:: Task to carry out ::
Your answer should be a single number: the count of lines that include the word "data".

:: Extracted information ::
▼
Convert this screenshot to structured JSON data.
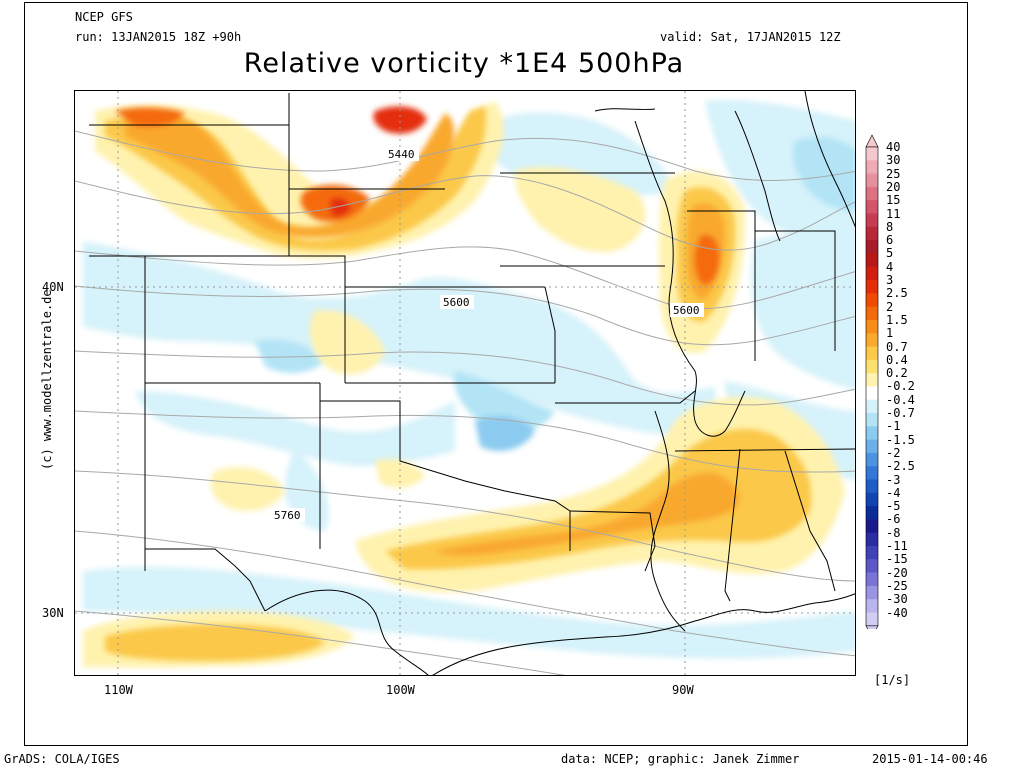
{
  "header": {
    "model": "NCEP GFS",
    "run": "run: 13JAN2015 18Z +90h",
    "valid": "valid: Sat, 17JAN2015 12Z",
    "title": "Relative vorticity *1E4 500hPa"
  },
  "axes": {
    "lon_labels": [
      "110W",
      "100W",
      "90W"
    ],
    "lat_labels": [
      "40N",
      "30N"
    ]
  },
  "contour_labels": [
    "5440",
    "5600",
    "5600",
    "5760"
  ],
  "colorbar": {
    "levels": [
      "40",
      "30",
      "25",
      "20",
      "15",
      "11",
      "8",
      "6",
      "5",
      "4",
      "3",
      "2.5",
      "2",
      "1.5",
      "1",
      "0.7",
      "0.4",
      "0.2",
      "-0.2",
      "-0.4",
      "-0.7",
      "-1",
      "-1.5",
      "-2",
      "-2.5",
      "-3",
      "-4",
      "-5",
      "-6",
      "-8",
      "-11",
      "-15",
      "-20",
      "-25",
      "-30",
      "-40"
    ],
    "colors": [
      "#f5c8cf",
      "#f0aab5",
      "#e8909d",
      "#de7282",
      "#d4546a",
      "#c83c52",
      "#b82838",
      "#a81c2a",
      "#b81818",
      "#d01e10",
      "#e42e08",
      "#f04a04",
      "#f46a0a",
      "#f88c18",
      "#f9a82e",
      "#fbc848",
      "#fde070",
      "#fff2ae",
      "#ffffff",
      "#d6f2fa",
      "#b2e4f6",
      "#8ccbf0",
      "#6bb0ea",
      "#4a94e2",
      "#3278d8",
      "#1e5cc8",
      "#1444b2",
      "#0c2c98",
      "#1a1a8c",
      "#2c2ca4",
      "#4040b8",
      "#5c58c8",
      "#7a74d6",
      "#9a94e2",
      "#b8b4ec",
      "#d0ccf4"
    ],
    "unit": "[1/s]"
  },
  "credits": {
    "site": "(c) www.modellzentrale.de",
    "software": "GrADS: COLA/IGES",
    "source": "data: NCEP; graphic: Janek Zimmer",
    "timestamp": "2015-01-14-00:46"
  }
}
▲
:: Full response ::
2